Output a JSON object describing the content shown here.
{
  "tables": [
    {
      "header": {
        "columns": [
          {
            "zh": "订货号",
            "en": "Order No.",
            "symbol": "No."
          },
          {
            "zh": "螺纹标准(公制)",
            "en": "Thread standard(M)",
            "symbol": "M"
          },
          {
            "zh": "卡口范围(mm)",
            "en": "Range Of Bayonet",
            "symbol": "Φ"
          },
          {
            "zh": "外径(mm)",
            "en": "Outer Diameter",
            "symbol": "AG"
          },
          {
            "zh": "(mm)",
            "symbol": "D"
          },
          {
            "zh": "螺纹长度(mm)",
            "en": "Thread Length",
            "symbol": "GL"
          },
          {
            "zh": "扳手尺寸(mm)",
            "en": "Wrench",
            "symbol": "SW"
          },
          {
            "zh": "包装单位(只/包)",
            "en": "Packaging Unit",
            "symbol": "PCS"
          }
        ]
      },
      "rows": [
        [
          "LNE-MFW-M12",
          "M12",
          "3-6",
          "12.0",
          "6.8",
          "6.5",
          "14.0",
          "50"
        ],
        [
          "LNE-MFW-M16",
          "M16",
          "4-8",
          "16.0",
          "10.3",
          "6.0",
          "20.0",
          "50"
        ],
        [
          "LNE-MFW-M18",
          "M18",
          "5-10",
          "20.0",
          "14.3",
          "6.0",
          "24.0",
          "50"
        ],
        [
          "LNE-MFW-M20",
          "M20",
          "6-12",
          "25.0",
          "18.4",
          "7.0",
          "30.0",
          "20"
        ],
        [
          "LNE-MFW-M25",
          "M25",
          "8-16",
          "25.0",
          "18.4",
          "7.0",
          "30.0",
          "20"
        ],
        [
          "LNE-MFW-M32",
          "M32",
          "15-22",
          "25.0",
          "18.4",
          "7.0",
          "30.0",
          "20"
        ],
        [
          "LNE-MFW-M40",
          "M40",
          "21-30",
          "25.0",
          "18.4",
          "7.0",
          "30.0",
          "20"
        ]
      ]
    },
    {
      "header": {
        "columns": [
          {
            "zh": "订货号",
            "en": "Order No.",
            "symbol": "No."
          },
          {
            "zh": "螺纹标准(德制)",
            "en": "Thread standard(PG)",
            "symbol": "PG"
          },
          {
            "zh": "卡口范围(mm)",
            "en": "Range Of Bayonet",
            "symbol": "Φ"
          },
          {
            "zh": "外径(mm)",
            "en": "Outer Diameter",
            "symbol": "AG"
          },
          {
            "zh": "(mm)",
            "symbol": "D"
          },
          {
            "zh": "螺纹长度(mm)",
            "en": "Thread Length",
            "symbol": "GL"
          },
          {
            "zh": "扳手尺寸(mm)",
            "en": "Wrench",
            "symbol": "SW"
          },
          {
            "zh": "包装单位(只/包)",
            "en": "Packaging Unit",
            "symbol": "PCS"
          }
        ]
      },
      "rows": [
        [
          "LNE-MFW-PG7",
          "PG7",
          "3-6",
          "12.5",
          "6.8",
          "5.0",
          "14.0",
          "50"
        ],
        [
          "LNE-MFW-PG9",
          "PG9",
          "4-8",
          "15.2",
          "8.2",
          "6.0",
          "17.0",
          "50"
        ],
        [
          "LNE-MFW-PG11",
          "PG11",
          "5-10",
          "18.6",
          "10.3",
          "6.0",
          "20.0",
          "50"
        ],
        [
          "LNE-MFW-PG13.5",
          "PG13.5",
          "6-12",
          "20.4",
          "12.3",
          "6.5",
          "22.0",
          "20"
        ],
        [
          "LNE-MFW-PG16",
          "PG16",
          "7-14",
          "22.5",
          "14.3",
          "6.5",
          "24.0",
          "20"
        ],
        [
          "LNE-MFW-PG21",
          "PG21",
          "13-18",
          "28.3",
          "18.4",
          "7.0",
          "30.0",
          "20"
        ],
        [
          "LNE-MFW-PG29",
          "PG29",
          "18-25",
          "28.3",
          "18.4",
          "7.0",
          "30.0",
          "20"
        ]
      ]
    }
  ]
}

- - - - - - -

Output every record above exactly as it appears.

Task result>
Output a JSON object describing the content shown here.
{
  "tables": [
    {
      "header": {
        "columns": [
          {
            "zh": "订货号",
            "en": "Order No.",
            "symbol": "No."
          },
          {
            "zh": "螺纹标准(公制)",
            "en": "Thread standard(M)",
            "symbol": "M"
          },
          {
            "zh": "卡口范围(mm)",
            "en": "Range Of Bayonet",
            "symbol": "Φ"
          },
          {
            "zh": "外径(mm)",
            "en": "Outer Diameter",
            "symbol": "AG"
          },
          {
            "zh": "(mm)",
            "symbol": "D"
          },
          {
            "zh": "螺纹长度(mm)",
            "en": "Thread Length",
            "symbol": "GL"
          },
          {
            "zh": "扳手尺寸(mm)",
            "en": "Wrench",
            "symbol": "SW"
          },
          {
            "zh": "包装单位(只/包)",
            "en": "Packaging Unit",
            "symbol": "PCS"
          }
        ]
      },
      "rows": [
        [
          "LNE-MFW-M12",
          "M12",
          "3-6",
          "12.0",
          "6.8",
          "6.5",
          "14.0",
          "50"
        ],
        [
          "LNE-MFW-M16",
          "M16",
          "4-8",
          "16.0",
          "10.3",
          "6.0",
          "20.0",
          "50"
        ],
        [
          "LNE-MFW-M18",
          "M18",
          "5-10",
          "20.0",
          "14.3",
          "6.0",
          "24.0",
          "50"
        ],
        [
          "LNE-MFW-M20",
          "M20",
          "6-12",
          "25.0",
          "18.4",
          "7.0",
          "30.0",
          "20"
        ],
        [
          "LNE-MFW-M25",
          "M25",
          "8-16",
          "25.0",
          "18.4",
          "7.0",
          "30.0",
          "20"
        ],
        [
          "LNE-MFW-M32",
          "M32",
          "15-22",
          "25.0",
          "18.4",
          "7.0",
          "30.0",
          "20"
        ],
        [
          "LNE-MFW-M40",
          "M40",
          "21-30",
          "25.0",
          "18.4",
          "7.0",
          "30.0",
          "20"
        ]
      ]
    },
    {
      "header": {
        "columns": [
          {
            "zh": "订货号",
            "en": "Order No.",
            "symbol": "No."
          },
          {
            "zh": "螺纹标准(德制)",
            "en": "Thread standard(PG)",
            "symbol": "PG"
          },
          {
            "zh": "卡口范围(mm)",
            "en": "Range Of Bayonet",
            "symbol": "Φ"
          },
          {
            "zh": "外径(mm)",
            "en": "Outer Diameter",
            "symbol": "AG"
          },
          {
            "zh": "(mm)",
            "symbol": "D"
          },
          {
            "zh": "螺纹长度(mm)",
            "en": "Thread Length",
            "symbol": "GL"
          },
          {
            "zh": "扳手尺寸(mm)",
            "en": "Wrench",
            "symbol": "SW"
          },
          {
            "zh": "包装单位(只/包)",
            "en": "Packaging Unit",
            "symbol": "PCS"
          }
        ]
      },
      "rows": [
        [
          "LNE-MFW-PG7",
          "PG7",
          "3-6",
          "12.5",
          "6.8",
          "5.0",
          "14.0",
          "50"
        ],
        [
          "LNE-MFW-PG9",
          "PG9",
          "4-8",
          "15.2",
          "8.2",
          "6.0",
          "17.0",
          "50"
        ],
        [
          "LNE-MFW-PG11",
          "PG11",
          "5-10",
          "18.6",
          "10.3",
          "6.0",
          "20.0",
          "50"
        ],
        [
          "LNE-MFW-PG13.5",
          "PG13.5",
          "6-12",
          "20.4",
          "12.3",
          "6.5",
          "22.0",
          "20"
        ],
        [
          "LNE-MFW-PG16",
          "PG16",
          "7-14",
          "22.5",
          "14.3",
          "6.5",
          "24.0",
          "20"
        ],
        [
          "LNE-MFW-PG21",
          "PG21",
          "13-18",
          "28.3",
          "18.4",
          "7.0",
          "30.0",
          "20"
        ],
        [
          "LNE-MFW-PG29",
          "PG29",
          "18-25",
          "28.3",
          "18.4",
          "7.0",
          "30.0",
          "20"
        ]
      ]
    }
  ]
}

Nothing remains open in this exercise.